Problem details:
Give back the full material, exactly as it reads.

Exercise inputs:

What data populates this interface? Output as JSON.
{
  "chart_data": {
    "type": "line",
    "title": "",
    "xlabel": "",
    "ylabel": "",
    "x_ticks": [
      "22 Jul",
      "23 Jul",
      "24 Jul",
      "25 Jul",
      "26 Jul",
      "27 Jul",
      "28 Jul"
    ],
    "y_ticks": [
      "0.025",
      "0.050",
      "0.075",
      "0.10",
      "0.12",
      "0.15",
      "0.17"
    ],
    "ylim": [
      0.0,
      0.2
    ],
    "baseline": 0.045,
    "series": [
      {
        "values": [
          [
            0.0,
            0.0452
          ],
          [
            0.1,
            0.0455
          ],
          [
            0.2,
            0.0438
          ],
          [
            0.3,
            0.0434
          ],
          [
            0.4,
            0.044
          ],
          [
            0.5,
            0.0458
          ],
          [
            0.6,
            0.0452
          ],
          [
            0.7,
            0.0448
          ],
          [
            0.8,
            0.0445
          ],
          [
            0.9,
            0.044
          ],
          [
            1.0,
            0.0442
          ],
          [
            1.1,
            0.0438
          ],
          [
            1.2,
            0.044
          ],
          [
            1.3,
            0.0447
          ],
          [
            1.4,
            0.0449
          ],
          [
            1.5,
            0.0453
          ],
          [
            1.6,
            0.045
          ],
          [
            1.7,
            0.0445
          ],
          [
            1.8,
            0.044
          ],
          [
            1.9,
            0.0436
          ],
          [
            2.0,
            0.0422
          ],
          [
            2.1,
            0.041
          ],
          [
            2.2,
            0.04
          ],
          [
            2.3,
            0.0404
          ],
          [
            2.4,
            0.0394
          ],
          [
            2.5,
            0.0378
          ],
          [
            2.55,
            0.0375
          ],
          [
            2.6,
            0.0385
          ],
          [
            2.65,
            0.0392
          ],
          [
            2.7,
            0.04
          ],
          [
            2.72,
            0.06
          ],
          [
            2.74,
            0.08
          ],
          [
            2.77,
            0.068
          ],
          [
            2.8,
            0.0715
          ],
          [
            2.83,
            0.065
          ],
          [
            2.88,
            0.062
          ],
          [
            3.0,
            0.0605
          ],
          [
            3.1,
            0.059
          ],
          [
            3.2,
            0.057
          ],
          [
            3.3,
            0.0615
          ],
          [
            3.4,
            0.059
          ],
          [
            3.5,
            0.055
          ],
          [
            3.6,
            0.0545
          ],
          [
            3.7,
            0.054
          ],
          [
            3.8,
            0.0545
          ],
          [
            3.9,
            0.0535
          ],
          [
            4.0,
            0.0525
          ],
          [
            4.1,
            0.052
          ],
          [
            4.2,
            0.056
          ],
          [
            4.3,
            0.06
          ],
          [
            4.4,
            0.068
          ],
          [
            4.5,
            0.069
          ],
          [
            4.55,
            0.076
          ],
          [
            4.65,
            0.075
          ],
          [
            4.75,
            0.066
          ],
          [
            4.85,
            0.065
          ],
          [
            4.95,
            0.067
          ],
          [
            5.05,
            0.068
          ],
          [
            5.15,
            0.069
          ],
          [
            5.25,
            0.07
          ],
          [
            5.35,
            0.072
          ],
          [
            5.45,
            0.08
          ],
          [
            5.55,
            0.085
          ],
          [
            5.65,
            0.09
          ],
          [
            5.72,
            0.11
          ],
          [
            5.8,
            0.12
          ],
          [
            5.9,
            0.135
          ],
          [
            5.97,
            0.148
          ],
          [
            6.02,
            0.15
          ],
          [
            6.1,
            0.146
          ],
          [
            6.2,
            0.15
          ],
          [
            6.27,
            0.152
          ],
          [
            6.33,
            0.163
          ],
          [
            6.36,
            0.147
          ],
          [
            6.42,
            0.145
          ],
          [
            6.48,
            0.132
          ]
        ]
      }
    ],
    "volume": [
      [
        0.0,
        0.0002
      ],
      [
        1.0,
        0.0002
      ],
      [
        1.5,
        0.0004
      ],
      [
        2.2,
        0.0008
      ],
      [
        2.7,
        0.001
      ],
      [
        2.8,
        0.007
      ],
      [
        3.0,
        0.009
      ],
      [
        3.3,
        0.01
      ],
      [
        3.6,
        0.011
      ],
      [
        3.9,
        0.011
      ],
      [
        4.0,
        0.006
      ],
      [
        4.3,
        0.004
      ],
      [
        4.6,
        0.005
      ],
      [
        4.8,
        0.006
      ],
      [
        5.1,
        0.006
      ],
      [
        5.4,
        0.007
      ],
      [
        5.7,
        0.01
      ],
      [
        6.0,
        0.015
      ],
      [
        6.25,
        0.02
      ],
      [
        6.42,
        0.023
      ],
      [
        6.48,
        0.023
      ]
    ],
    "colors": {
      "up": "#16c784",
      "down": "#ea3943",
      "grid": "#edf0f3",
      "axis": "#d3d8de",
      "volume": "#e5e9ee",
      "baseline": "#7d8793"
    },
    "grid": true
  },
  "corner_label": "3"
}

Response to the task:
What data populates this interface? Output as JSON.
{
  "chart_data": {
    "type": "line",
    "title": "",
    "xlabel": "",
    "ylabel": "",
    "x_ticks": [
      "22 Jul",
      "23 Jul",
      "24 Jul",
      "25 Jul",
      "26 Jul",
      "27 Jul",
      "28 Jul"
    ],
    "y_ticks": [
      "0.025",
      "0.050",
      "0.075",
      "0.10",
      "0.12",
      "0.15",
      "0.17"
    ],
    "ylim": [
      0.0,
      0.2
    ],
    "baseline": 0.045,
    "series": [
      {
        "values": [
          [
            0.0,
            0.0452
          ],
          [
            0.1,
            0.0455
          ],
          [
            0.2,
            0.0438
          ],
          [
            0.3,
            0.0434
          ],
          [
            0.4,
            0.044
          ],
          [
            0.5,
            0.0458
          ],
          [
            0.6,
            0.0452
          ],
          [
            0.7,
            0.0448
          ],
          [
            0.8,
            0.0445
          ],
          [
            0.9,
            0.044
          ],
          [
            1.0,
            0.0442
          ],
          [
            1.1,
            0.0438
          ],
          [
            1.2,
            0.044
          ],
          [
            1.3,
            0.0447
          ],
          [
            1.4,
            0.0449
          ],
          [
            1.5,
            0.0453
          ],
          [
            1.6,
            0.045
          ],
          [
            1.7,
            0.0445
          ],
          [
            1.8,
            0.044
          ],
          [
            1.9,
            0.0436
          ],
          [
            2.0,
            0.0422
          ],
          [
            2.1,
            0.041
          ],
          [
            2.2,
            0.04
          ],
          [
            2.3,
            0.0404
          ],
          [
            2.4,
            0.0394
          ],
          [
            2.5,
            0.0378
          ],
          [
            2.55,
            0.0375
          ],
          [
            2.6,
            0.0385
          ],
          [
            2.65,
            0.0392
          ],
          [
            2.7,
            0.04
          ],
          [
            2.72,
            0.06
          ],
          [
            2.74,
            0.08
          ],
          [
            2.77,
            0.068
          ],
          [
            2.8,
            0.0715
          ],
          [
            2.83,
            0.065
          ],
          [
            2.88,
            0.062
          ],
          [
            3.0,
            0.0605
          ],
          [
            3.1,
            0.059
          ],
          [
            3.2,
            0.057
          ],
          [
            3.3,
            0.0615
          ],
          [
            3.4,
            0.059
          ],
          [
            3.5,
            0.055
          ],
          [
            3.6,
            0.0545
          ],
          [
            3.7,
            0.054
          ],
          [
            3.8,
            0.0545
          ],
          [
            3.9,
            0.0535
          ],
          [
            4.0,
            0.0525
          ],
          [
            4.1,
            0.052
          ],
          [
            4.2,
            0.056
          ],
          [
            4.3,
            0.06
          ],
          [
            4.4,
            0.068
          ],
          [
            4.5,
            0.069
          ],
          [
            4.55,
            0.076
          ],
          [
            4.65,
            0.075
          ],
          [
            4.75,
            0.066
          ],
          [
            4.85,
            0.065
          ],
          [
            4.95,
            0.067
          ],
          [
            5.05,
            0.068
          ],
          [
            5.15,
            0.069
          ],
          [
            5.25,
            0.07
          ],
          [
            5.35,
            0.072
          ],
          [
            5.45,
            0.08
          ],
          [
            5.55,
            0.085
          ],
          [
            5.65,
            0.09
          ],
          [
            5.72,
            0.11
          ],
          [
            5.8,
            0.12
          ],
          [
            5.9,
            0.135
          ],
          [
            5.97,
            0.148
          ],
          [
            6.02,
            0.15
          ],
          [
            6.1,
            0.146
          ],
          [
            6.2,
            0.15
          ],
          [
            6.27,
            0.152
          ],
          [
            6.33,
            0.163
          ],
          [
            6.36,
            0.147
          ],
          [
            6.42,
            0.145
          ],
          [
            6.48,
            0.132
          ]
        ]
      }
    ],
    "volume": [
      [
        0.0,
        0.0002
      ],
      [
        1.0,
        0.0002
      ],
      [
        1.5,
        0.0004
      ],
      [
        2.2,
        0.0008
      ],
      [
        2.7,
        0.001
      ],
      [
        2.8,
        0.007
      ],
      [
        3.0,
        0.009
      ],
      [
        3.3,
        0.01
      ],
      [
        3.6,
        0.011
      ],
      [
        3.9,
        0.011
      ],
      [
        4.0,
        0.006
      ],
      [
        4.3,
        0.004
      ],
      [
        4.6,
        0.005
      ],
      [
        4.8,
        0.006
      ],
      [
        5.1,
        0.006
      ],
      [
        5.4,
        0.007
      ],
      [
        5.7,
        0.01
      ],
      [
        6.0,
        0.015
      ],
      [
        6.25,
        0.02
      ],
      [
        6.42,
        0.023
      ],
      [
        6.48,
        0.023
      ]
    ],
    "colors": {
      "up": "#16c784",
      "down": "#ea3943",
      "grid": "#edf0f3",
      "axis": "#d3d8de",
      "volume": "#e5e9ee",
      "baseline": "#7d8793"
    },
    "grid": true
  },
  "corner_label": "3"
}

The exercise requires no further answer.